Exercise prompt: Repeat all of the records verbatim.

Records that describe figures
----
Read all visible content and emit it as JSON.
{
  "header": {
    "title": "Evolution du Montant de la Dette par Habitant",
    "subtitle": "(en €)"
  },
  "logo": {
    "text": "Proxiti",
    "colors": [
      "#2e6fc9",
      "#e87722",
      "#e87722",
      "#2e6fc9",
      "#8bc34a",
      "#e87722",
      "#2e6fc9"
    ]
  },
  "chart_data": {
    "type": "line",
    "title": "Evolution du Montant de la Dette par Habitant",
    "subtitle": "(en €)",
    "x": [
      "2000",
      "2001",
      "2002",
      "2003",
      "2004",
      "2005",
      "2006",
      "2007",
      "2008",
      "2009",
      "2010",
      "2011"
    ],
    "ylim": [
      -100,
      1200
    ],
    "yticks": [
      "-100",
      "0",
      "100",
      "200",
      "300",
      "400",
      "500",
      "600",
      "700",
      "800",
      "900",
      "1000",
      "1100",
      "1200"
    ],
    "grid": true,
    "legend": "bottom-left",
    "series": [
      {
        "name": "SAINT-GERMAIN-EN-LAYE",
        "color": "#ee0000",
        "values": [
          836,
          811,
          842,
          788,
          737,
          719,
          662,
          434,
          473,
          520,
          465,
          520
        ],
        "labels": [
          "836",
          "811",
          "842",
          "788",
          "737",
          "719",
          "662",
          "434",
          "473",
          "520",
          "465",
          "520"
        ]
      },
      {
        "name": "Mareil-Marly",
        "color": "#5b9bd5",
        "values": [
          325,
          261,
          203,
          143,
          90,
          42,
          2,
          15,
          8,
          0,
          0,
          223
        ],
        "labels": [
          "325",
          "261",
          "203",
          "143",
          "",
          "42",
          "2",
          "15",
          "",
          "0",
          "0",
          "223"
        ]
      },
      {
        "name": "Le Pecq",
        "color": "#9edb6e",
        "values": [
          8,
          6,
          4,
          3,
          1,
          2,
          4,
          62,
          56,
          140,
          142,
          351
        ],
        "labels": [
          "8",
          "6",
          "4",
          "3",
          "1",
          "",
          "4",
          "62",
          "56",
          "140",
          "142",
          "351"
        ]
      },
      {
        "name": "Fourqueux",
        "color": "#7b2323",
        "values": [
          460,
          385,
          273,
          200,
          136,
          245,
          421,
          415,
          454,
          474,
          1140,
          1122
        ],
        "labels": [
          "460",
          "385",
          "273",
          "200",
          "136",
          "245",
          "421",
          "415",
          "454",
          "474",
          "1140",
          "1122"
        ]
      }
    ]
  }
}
----
The completed task:
Read all visible content and emit it as JSON.
{
  "header": {
    "title": "Evolution du Montant de la Dette par Habitant",
    "subtitle": "(en €)"
  },
  "logo": {
    "text": "Proxiti",
    "colors": [
      "#2e6fc9",
      "#e87722",
      "#e87722",
      "#2e6fc9",
      "#8bc34a",
      "#e87722",
      "#2e6fc9"
    ]
  },
  "chart_data": {
    "type": "line",
    "title": "Evolution du Montant de la Dette par Habitant",
    "subtitle": "(en €)",
    "x": [
      "2000",
      "2001",
      "2002",
      "2003",
      "2004",
      "2005",
      "2006",
      "2007",
      "2008",
      "2009",
      "2010",
      "2011"
    ],
    "ylim": [
      -100,
      1200
    ],
    "yticks": [
      "-100",
      "0",
      "100",
      "200",
      "300",
      "400",
      "500",
      "600",
      "700",
      "800",
      "900",
      "1000",
      "1100",
      "1200"
    ],
    "grid": true,
    "legend": "bottom-left",
    "series": [
      {
        "name": "SAINT-GERMAIN-EN-LAYE",
        "color": "#ee0000",
        "values": [
          836,
          811,
          842,
          788,
          737,
          719,
          662,
          434,
          473,
          520,
          465,
          520
        ],
        "labels": [
          "836",
          "811",
          "842",
          "788",
          "737",
          "719",
          "662",
          "434",
          "473",
          "520",
          "465",
          "520"
        ]
      },
      {
        "name": "Mareil-Marly",
        "color": "#5b9bd5",
        "values": [
          325,
          261,
          203,
          143,
          90,
          42,
          2,
          15,
          8,
          0,
          0,
          223
        ],
        "labels": [
          "325",
          "261",
          "203",
          "143",
          "",
          "42",
          "2",
          "15",
          "",
          "0",
          "0",
          "223"
        ]
      },
      {
        "name": "Le Pecq",
        "color": "#9edb6e",
        "values": [
          8,
          6,
          4,
          3,
          1,
          2,
          4,
          62,
          56,
          140,
          142,
          351
        ],
        "labels": [
          "8",
          "6",
          "4",
          "3",
          "1",
          "",
          "4",
          "62",
          "56",
          "140",
          "142",
          "351"
        ]
      },
      {
        "name": "Fourqueux",
        "color": "#7b2323",
        "values": [
          460,
          385,
          273,
          200,
          136,
          245,
          421,
          415,
          454,
          474,
          1140,
          1122
        ],
        "labels": [
          "460",
          "385",
          "273",
          "200",
          "136",
          "245",
          "421",
          "415",
          "454",
          "474",
          "1140",
          "1122"
        ]
      }
    ]
  }
}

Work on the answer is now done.